• SHORT TASK
Copy every record exactly, and keep the pictures out.

• DATASET ROWS

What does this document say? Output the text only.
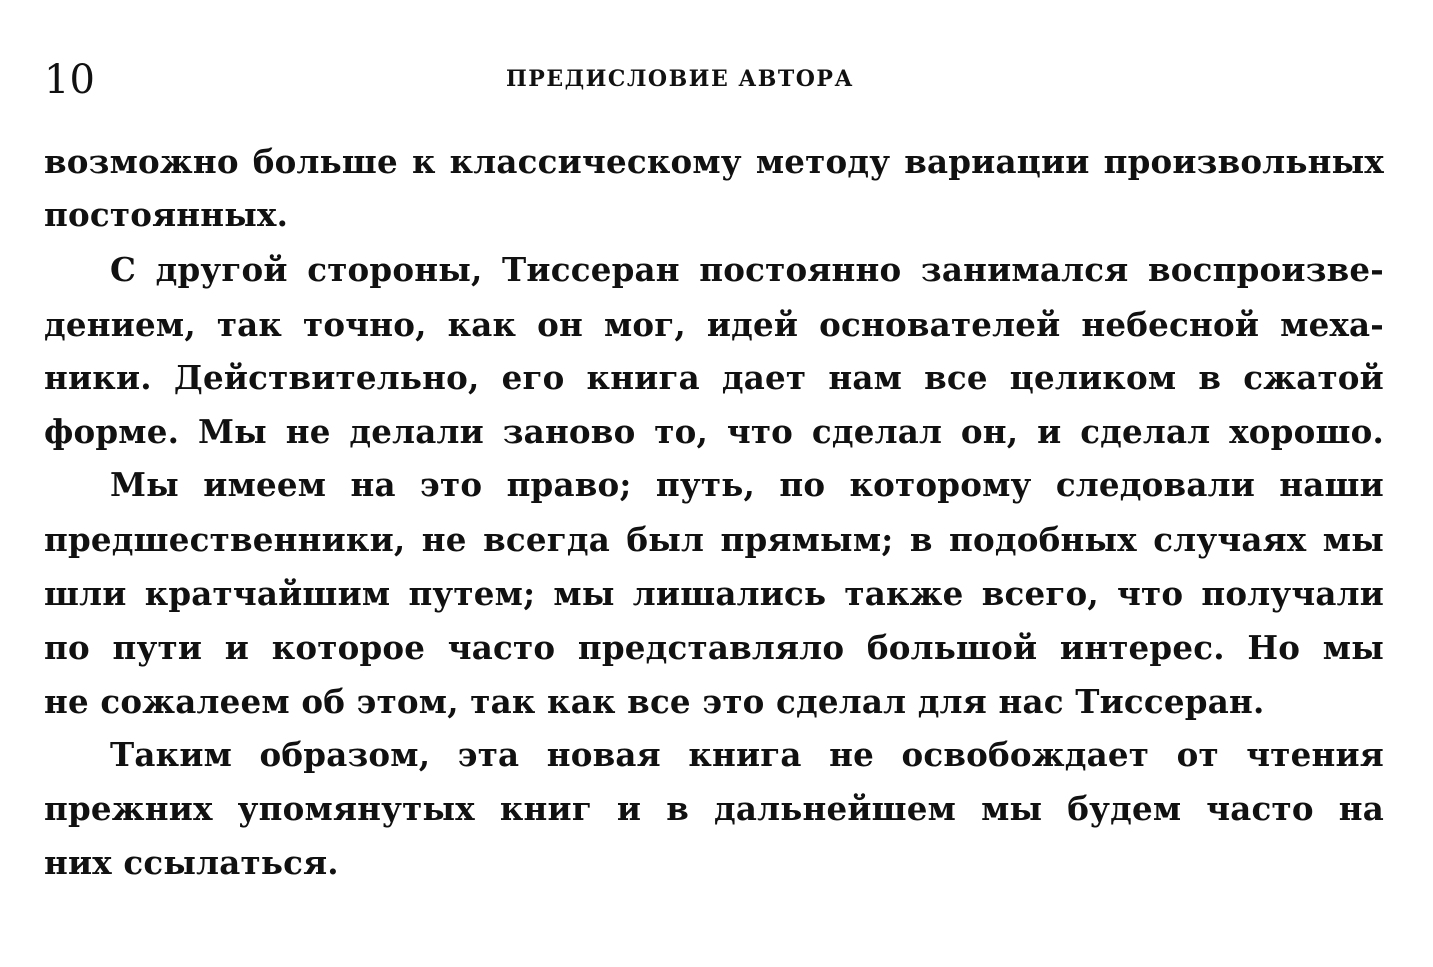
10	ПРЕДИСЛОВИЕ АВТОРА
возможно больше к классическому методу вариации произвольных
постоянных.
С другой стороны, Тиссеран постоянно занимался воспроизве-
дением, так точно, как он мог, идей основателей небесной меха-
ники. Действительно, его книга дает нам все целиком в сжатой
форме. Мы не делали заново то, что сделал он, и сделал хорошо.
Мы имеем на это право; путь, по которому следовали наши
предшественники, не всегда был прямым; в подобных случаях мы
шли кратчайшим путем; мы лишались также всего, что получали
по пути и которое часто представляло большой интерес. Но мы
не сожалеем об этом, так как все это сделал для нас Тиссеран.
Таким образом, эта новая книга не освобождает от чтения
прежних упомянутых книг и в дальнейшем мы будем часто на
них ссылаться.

• RESULT OF THIS TASK
What does this document say? Output the text only.
10	ПРЕДИСЛОВИЕ АВТОРА
возможно больше к классическому методу вариации произвольных
постоянных.
С другой стороны, Тиссеран постоянно занимался воспроизве-
дением, так точно, как он мог, идей основателей небесной меха-
ники. Действительно, его книга дает нам все целиком в сжатой
форме. Мы не делали заново то, что сделал он, и сделал хорошо.
Мы имеем на это право; путь, по которому следовали наши
предшественники, не всегда был прямым; в подобных случаях мы
шли кратчайшим путем; мы лишались также всего, что получали
по пути и которое часто представляло большой интерес. Но мы
не сожалеем об этом, так как все это сделал для нас Тиссеран.
Таким образом, эта новая книга не освобождает от чтения
прежних упомянутых книг и в дальнейшем мы будем часто на
них ссылаться.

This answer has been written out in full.